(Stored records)

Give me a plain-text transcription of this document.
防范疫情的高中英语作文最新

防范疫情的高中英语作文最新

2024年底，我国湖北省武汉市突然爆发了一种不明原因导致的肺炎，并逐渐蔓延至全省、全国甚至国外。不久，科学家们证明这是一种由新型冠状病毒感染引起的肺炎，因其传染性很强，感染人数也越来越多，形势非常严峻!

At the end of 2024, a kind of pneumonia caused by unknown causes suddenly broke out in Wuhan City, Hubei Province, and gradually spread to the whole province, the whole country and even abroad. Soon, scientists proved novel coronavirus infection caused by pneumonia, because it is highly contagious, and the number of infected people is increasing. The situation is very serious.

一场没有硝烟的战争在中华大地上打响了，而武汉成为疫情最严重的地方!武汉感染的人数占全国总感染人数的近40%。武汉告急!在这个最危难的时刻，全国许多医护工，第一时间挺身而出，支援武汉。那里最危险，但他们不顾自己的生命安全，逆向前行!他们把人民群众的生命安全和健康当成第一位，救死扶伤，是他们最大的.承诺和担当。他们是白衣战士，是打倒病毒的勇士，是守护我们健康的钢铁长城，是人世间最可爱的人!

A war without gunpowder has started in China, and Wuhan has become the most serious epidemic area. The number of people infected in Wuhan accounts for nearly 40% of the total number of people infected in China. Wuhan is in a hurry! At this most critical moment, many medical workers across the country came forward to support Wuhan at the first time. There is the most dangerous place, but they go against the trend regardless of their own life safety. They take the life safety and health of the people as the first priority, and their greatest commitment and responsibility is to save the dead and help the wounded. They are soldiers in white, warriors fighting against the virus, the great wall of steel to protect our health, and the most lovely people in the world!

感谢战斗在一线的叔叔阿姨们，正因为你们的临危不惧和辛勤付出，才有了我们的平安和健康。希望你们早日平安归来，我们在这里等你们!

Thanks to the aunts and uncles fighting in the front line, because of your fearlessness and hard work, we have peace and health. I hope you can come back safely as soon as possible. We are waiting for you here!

• Work item:
For every line above that includes the word "this", return the line.

• Answer to the problem:
Give me a plain-text transcription of this document.
A war without gunpowder has started in China, and Wuhan has become the most serious epidemic area. The number of people infected in Wuhan accounts for nearly 40% of the total number of people infected in China. Wuhan is in a hurry! At this most critical moment, many medical workers across the country came forward to support Wuhan at the first time. There is the most dangerous place, but they go against the trend regardless of their own life safety. They take the life safety and health of the people as the first priority, and their greatest commitment and responsibility is to save the dead and help the wounded. They are soldiers in white, warriors fighting against the virus, the great wall of steel to protect our health, and the most lovely people in the world!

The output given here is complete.